* _Job_: Your task is to filter the data below down to the lines holding "Emboss".

Stored records
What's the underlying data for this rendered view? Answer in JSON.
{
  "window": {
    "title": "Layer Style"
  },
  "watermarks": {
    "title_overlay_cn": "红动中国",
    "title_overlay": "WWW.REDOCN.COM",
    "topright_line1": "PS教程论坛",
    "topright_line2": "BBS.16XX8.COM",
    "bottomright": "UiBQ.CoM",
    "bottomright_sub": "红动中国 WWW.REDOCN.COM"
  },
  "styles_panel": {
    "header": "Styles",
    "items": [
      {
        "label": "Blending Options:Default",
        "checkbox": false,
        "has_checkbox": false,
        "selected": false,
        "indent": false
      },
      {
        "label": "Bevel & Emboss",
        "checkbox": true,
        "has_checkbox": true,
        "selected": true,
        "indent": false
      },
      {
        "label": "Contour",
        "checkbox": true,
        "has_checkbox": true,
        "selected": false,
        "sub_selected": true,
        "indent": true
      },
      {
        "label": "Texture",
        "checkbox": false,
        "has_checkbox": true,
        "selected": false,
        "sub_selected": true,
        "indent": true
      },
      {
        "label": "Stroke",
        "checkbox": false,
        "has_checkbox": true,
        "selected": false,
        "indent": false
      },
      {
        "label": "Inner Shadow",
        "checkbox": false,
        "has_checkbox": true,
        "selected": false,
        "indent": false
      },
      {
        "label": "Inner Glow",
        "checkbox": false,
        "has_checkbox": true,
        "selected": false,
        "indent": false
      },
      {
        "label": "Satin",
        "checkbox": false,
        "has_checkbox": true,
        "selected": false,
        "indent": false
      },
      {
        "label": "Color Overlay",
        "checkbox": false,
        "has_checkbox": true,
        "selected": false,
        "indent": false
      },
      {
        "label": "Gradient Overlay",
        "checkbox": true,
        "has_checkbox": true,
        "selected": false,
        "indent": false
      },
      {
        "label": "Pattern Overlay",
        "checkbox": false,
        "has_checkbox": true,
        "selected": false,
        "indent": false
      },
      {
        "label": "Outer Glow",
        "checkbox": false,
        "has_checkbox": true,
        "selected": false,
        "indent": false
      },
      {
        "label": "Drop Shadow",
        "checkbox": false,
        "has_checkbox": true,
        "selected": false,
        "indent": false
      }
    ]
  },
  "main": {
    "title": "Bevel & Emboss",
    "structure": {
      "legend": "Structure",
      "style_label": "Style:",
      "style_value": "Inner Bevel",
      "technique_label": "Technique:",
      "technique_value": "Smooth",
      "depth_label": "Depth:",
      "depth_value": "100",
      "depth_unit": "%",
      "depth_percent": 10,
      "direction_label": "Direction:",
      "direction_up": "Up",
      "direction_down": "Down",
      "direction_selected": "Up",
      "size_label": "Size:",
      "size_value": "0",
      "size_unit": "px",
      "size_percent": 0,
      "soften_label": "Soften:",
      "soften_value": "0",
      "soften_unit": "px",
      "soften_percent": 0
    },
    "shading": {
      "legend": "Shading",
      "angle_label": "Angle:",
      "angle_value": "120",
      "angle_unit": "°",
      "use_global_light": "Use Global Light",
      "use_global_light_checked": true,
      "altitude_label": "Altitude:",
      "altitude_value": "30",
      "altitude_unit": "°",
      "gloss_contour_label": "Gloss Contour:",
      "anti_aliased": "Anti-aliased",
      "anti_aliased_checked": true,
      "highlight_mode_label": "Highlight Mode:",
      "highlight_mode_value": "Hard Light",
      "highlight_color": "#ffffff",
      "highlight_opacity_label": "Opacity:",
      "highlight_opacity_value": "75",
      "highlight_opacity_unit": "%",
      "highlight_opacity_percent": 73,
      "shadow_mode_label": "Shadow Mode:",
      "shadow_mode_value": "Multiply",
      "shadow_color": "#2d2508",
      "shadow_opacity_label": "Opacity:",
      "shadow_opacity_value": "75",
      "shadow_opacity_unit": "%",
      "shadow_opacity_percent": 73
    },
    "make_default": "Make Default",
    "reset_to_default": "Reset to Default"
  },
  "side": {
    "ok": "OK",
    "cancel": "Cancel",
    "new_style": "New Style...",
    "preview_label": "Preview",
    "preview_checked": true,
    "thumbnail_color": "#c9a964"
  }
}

...

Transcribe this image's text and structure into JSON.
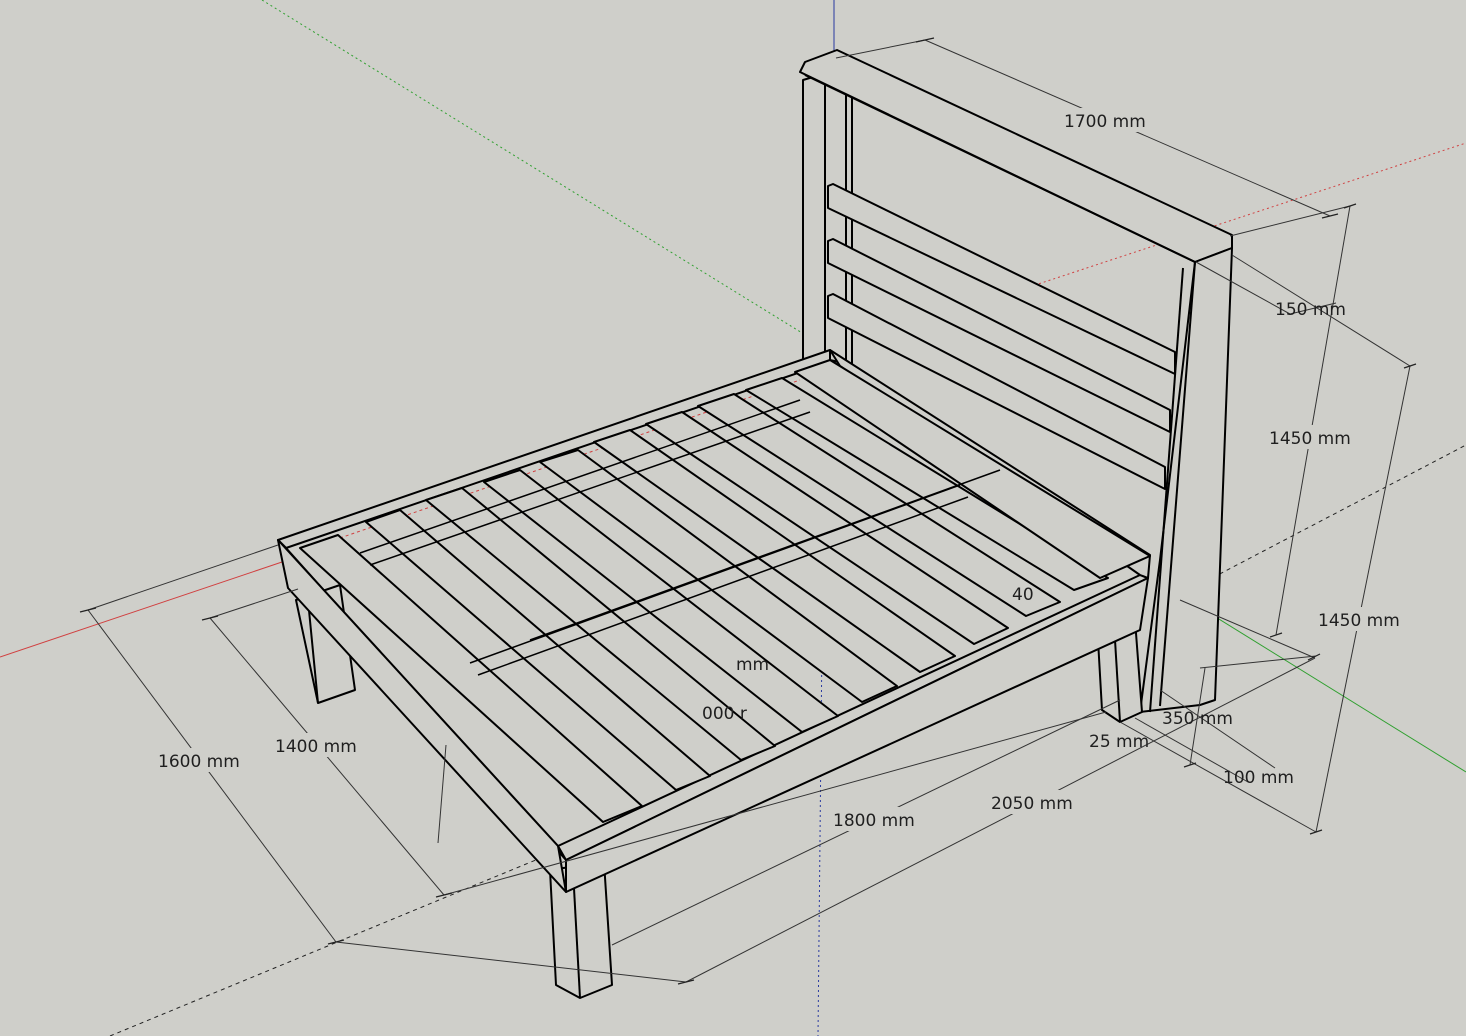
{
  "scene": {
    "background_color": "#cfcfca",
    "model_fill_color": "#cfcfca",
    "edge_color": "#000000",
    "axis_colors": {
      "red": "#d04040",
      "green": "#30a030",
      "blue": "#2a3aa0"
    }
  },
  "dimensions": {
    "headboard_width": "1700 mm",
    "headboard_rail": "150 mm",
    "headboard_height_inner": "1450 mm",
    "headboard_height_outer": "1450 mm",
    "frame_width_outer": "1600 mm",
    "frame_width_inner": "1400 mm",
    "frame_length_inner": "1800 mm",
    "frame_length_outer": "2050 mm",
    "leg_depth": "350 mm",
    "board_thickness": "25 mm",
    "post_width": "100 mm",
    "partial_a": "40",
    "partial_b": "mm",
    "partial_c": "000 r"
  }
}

* _Solution for this problem_:
        "label": "Bevel & Emboss",
    "title": "Bevel & Emboss",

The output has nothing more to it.